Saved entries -
——————

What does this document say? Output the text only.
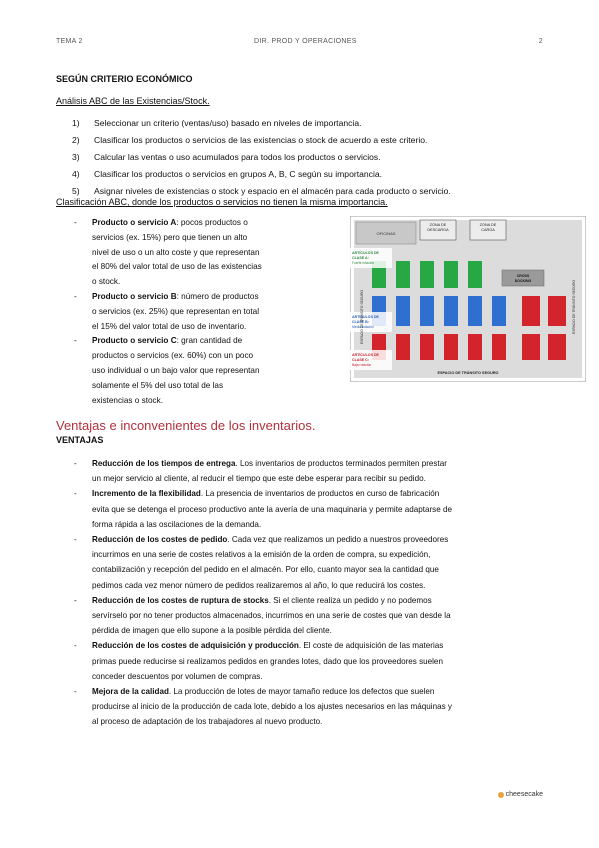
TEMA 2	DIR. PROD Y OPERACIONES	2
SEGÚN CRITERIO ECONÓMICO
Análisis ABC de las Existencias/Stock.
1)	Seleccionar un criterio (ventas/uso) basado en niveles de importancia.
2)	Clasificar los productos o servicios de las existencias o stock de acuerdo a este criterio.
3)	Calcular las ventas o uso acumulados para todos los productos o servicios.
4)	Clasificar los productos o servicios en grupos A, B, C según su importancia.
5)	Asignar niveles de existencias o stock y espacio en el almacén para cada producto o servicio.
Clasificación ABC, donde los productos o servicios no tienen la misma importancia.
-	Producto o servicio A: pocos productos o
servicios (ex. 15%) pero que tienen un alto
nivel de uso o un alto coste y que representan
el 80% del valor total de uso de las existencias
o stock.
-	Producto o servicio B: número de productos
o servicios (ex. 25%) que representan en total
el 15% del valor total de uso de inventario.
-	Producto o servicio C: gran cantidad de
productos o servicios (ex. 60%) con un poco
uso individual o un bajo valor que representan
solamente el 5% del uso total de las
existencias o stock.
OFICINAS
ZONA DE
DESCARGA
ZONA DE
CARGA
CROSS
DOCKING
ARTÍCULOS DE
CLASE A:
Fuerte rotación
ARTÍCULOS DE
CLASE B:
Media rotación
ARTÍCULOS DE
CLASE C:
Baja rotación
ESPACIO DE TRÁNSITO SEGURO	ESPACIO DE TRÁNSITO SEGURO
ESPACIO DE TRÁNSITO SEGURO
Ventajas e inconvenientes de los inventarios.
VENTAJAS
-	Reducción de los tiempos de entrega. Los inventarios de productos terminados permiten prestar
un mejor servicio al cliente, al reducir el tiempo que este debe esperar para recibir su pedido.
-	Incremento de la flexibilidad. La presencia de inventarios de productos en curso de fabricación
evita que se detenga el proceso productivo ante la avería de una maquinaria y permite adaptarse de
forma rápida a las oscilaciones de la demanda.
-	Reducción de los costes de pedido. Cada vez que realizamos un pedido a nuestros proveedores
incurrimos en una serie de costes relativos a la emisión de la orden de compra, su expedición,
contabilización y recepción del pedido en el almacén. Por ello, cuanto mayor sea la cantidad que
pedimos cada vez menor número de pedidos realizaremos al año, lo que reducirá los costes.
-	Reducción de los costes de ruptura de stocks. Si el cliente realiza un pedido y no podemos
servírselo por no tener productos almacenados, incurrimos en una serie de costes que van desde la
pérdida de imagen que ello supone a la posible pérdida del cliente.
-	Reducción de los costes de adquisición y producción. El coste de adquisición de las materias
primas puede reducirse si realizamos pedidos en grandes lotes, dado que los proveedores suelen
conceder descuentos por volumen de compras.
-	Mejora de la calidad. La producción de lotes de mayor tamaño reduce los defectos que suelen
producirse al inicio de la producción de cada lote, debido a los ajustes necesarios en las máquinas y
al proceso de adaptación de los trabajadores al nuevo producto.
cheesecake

——————

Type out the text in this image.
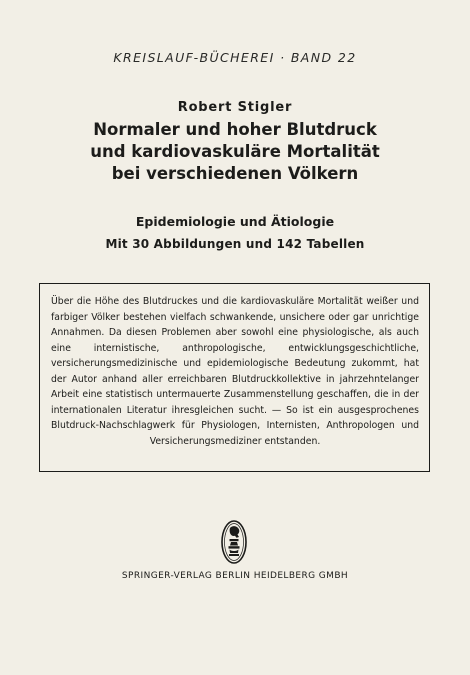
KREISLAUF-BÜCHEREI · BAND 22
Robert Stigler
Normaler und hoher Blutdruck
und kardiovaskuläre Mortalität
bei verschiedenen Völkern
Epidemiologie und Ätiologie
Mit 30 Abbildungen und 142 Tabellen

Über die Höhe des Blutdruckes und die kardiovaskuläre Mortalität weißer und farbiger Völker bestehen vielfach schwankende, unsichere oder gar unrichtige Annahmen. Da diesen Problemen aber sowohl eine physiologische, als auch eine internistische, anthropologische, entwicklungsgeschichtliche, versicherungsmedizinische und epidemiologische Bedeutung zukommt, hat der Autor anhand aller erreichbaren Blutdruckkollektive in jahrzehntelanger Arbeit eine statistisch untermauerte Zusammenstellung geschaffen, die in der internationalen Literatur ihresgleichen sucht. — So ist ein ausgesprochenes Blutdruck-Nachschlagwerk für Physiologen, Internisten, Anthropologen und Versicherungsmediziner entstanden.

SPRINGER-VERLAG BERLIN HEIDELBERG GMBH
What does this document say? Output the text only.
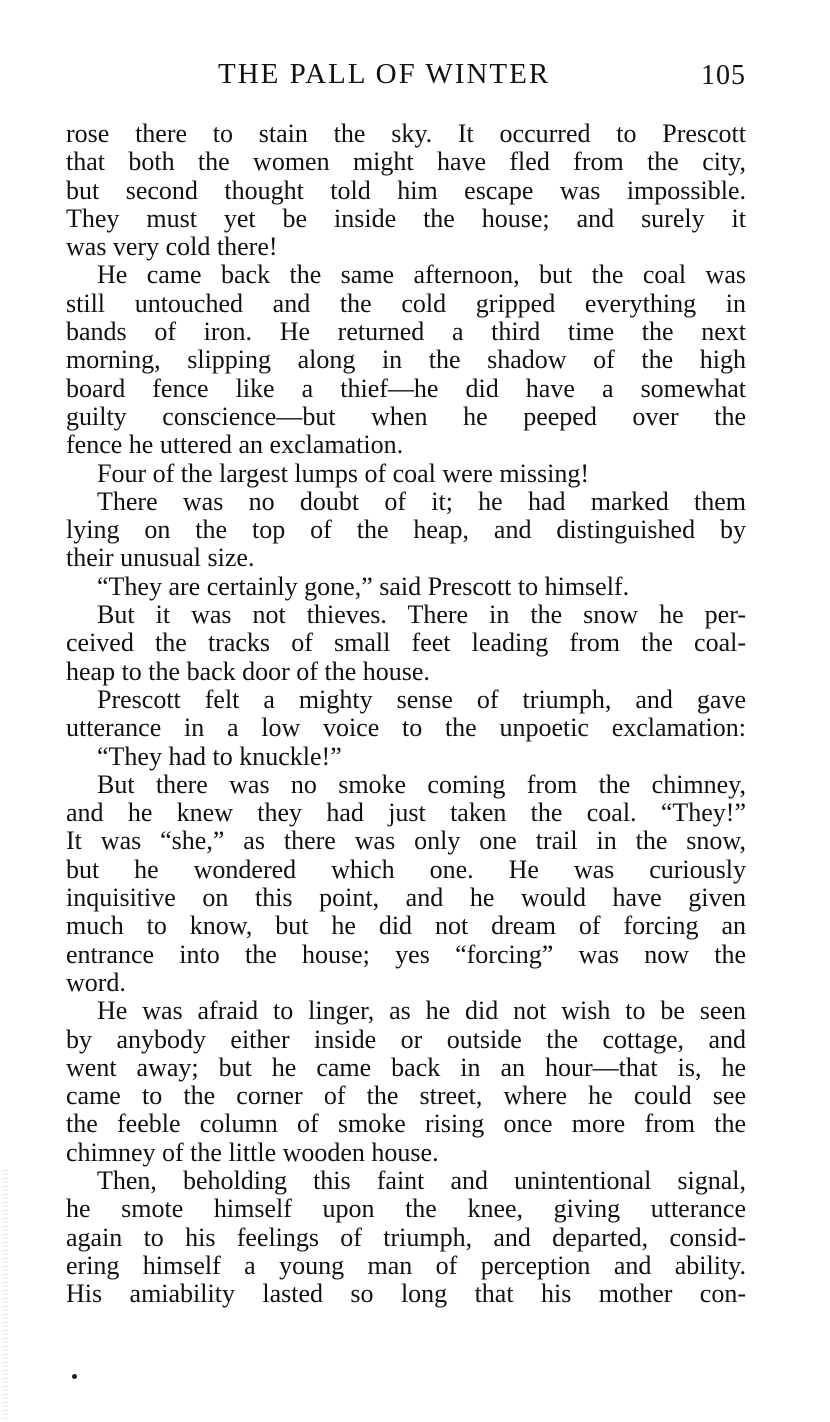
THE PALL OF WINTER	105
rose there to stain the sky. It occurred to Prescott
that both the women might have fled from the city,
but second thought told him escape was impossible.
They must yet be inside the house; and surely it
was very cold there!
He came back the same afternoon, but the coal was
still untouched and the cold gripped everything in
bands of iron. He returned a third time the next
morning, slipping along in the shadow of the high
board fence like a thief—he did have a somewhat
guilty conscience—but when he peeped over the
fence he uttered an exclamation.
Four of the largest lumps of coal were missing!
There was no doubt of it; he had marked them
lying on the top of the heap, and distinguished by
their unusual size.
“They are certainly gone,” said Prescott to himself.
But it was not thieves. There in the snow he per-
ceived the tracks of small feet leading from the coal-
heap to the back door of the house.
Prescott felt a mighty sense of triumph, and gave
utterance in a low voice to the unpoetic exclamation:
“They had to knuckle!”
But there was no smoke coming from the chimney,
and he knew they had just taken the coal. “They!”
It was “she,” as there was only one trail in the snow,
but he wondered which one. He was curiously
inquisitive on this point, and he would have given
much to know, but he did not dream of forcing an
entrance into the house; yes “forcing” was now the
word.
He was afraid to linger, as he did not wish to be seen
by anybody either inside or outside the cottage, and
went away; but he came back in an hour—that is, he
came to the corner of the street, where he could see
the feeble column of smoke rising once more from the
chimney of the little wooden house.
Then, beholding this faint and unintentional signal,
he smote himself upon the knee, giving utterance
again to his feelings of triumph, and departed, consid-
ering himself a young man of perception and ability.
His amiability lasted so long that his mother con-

——————

Problem description - In the entries above, some lines may contain the string "tienen"; report how many, without additional comment.

Task solution - 2